# Reading text

The integration of AI and UAV technologies for surveillance and tracking has been the subject of considerable research interest. Several studies have explored different aspects of this integration, each contributing to the body of knowledge in unique ways [9]. In the field of UAV-based surveillance, early research focused on the capabilities of UAVs to capture aerial imagery and monitor large areas. Goodrich et al. [10] investigated the use of UAVs for search and rescue operations, highlighting the potential of UAVs to cover vast terrains quickly and efficiently. This study laid the groundwork for understanding the operational benefits of UAVs in surveillance.

With the advent of AI, researchers began exploring the potential of combining UAVs with AI algorithms to enhance surveillance capabilities. A significant body of work has focused on developing AI algorithms for object detection and tracking. Redmon [11] introduced the You Only Look Once algorithm, which revolutionized real-time object detection by offering high-speed and accurate performance. This algorithm has been widely adopted in various surveillance applications, including vehicle tracking. LPR has also been a major area of research within the broader field of image processing. Anagnostopoulos et al. [12] provided a comprehensive survey on LPR systems, discussing the various techniques used for plate detection, segmentation, and character recognition. Their work highlighted the challenges in LPR, such as variations in plate designs, lighting conditions, and image resolutions.

More recent studies have specifically addressed the integration of LPR with UAVs. For example, Niu et al. [13] developed a UAV-based system for traffic monitoring that uses deep learning algorithms to recognize vehicle license plates from aerial images. Their system demonstrated the feasibility of UAV-based LPR, but also highlighted the need for further improvements in algorithm accuracy and processing speed. Another significant contribution to this field is the work of Ranjan et al. [14], who developed an AI-driven UAV system for automated parking enforcement. Their system employs convolutional neural networks for real-time LPR and integrates with municipal databases to identify parking violations. This study demonstrated the practical applications of AI-UAV systems in urban environments.

Despite these advancements, several challenges remain in the development of fully autonomous AI-UAV systems for vehicle tracking and LPR [15]. These include ensuring high accuracy and reliability under varying environmental conditions, achieving real-time processing capabilities, and integrating with existing surveillance infrastructure.

This research builds upon the existing literature by addressing these challenges and proposing a comprehensive solution for autonomous vehicle tracking and LPR using AI and UAV technologies. By optimizing AI algorithms and leveraging the mobility of UAVs, this study aims to provide a scalable and efficient system that can be applied across various sectors, enhancing the effectiveness of surveillance and tracking operations. The architecture of the proposed system is shown in Figure 1.

Figure 1 Architecture of the proposed system.
Figure 1

Architecture of the proposed system.

The subsequent sections of this article will delve into the methodology, experimental results, and conclusions drawn from this study, providing a comprehensive understanding of the system’s capabilities and future directions for research and further development.

# Stated problem a
Summarize the reading on AI and UAV surveillance in two sentences.
The text and the listing come from separate sources.

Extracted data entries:
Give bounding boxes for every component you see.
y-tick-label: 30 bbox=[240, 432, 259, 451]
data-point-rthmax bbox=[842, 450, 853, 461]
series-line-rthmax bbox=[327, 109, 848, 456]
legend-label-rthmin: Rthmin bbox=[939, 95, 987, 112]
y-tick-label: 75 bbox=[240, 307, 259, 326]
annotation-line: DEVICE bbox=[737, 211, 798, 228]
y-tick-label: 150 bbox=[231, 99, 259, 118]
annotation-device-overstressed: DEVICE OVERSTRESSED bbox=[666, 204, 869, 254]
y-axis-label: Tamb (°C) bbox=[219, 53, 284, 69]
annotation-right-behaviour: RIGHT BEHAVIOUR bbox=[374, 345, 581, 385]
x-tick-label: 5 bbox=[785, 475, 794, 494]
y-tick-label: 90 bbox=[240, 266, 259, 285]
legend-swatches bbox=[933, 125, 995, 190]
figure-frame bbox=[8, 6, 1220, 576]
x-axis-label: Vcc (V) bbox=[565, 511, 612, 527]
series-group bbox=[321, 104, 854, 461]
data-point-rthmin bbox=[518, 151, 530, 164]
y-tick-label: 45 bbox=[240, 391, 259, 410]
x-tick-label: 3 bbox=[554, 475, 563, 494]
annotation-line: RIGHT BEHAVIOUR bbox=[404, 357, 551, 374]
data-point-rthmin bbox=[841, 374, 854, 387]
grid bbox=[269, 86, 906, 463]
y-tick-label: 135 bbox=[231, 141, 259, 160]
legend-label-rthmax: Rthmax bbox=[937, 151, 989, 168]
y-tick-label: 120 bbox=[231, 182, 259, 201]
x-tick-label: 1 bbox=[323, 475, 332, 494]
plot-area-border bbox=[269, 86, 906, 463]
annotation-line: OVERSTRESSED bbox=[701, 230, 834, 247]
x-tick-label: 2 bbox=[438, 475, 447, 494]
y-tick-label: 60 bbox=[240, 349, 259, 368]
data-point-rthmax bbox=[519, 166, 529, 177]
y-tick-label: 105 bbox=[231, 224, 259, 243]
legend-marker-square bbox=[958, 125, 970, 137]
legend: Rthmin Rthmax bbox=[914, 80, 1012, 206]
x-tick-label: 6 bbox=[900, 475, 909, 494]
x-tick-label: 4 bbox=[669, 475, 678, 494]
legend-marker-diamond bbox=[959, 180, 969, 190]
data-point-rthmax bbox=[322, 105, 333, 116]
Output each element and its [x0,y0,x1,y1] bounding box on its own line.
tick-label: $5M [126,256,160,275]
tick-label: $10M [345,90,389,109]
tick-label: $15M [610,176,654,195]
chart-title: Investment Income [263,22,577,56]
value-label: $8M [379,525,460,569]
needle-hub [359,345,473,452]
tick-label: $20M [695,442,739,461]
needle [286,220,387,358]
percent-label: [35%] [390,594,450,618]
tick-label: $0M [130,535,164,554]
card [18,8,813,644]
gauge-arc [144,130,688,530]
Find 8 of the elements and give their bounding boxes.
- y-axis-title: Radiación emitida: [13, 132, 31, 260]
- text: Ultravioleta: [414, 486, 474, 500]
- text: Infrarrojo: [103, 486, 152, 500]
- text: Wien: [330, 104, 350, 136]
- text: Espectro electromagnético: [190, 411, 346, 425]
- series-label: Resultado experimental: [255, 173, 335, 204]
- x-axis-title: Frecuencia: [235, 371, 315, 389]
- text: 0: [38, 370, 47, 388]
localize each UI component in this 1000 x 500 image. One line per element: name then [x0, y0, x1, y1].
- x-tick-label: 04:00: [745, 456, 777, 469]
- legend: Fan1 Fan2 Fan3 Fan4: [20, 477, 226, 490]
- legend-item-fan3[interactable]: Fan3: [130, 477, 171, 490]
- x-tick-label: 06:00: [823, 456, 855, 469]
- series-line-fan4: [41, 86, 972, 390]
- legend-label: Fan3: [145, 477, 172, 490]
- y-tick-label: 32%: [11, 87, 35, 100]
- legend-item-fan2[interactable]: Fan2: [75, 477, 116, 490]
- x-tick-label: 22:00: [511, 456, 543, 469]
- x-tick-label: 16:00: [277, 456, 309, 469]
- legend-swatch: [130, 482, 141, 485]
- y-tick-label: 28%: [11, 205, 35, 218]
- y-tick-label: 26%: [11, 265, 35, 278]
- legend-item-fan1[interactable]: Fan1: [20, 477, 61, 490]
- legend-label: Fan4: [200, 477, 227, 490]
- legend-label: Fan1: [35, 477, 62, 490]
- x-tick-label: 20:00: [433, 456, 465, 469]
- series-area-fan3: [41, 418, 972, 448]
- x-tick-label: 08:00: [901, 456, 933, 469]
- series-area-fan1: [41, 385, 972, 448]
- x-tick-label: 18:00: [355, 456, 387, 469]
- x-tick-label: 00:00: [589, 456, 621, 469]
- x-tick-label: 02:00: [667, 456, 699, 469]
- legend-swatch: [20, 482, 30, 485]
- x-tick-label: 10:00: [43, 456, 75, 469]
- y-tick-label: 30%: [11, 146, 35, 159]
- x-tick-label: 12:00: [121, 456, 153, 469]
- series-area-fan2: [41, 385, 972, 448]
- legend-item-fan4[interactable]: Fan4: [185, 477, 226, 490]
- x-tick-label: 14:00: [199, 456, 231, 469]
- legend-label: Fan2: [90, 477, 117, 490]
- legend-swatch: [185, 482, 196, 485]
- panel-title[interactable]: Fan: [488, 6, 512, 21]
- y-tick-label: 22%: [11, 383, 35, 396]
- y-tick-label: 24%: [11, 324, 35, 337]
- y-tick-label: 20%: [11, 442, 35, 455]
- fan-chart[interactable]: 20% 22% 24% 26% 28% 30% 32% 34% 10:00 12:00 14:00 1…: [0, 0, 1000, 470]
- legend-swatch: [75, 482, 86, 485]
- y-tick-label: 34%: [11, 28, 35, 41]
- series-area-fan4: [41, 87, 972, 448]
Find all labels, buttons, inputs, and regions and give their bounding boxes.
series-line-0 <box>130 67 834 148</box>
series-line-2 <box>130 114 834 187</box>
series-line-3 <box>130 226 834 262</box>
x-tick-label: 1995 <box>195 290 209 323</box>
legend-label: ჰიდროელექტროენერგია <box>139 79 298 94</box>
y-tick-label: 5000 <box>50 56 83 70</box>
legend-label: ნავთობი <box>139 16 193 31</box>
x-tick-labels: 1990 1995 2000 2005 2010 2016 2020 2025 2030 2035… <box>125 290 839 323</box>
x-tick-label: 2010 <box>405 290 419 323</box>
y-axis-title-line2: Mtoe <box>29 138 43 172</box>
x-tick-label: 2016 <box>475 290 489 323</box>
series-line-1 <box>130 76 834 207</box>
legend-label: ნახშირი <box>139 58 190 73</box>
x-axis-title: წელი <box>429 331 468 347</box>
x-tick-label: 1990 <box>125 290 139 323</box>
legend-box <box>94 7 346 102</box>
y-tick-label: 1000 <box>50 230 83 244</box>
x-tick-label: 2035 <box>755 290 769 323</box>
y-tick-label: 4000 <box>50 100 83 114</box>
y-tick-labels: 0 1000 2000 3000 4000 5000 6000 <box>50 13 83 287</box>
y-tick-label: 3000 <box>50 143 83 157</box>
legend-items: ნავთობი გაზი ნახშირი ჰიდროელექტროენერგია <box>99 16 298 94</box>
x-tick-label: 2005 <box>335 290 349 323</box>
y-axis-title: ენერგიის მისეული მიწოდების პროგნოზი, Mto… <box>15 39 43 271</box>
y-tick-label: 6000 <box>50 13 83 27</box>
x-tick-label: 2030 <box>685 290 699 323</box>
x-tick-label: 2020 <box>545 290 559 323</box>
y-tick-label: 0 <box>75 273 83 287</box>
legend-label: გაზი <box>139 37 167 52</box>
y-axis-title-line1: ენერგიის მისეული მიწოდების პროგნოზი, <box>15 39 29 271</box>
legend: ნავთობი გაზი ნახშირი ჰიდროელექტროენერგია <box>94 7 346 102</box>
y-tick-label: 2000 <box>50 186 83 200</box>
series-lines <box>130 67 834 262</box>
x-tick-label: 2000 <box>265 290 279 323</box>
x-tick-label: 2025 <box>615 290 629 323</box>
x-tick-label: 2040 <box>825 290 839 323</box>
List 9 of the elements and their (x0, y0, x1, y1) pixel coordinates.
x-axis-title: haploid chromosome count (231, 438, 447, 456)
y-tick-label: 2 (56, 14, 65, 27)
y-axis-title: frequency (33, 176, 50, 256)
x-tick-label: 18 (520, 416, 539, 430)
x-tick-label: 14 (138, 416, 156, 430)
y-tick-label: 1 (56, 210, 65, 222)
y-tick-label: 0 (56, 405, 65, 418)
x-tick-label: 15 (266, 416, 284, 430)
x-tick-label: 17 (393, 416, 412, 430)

# Stated problem b
Pull out each line of the listing that contains the string "point".

# Final answer a
Research on combining AI and UAVs for surveillance has moved from early work on UAVs capturing aerial imagery and monitoring large areas to AI algorithms for object detection and license plate recognition (LPR), and then to UAV-based LPR systems for traffic monitoring and parking enforcement. Challenges remain in accuracy and reliability under varying environmental conditions, real-time processing, and integration with existing surveillance infrastructure, and this research proposes a comprehensive solution that addresses them.

# Final answer b
data-point-rthmax bbox=[842, 450, 853, 461]
data-point-rthmin bbox=[518, 151, 530, 164]
data-point-rthmin bbox=[841, 374, 854, 387]
data-point-rthmax bbox=[519, 166, 529, 177]
data-point-rthmax bbox=[322, 105, 333, 116]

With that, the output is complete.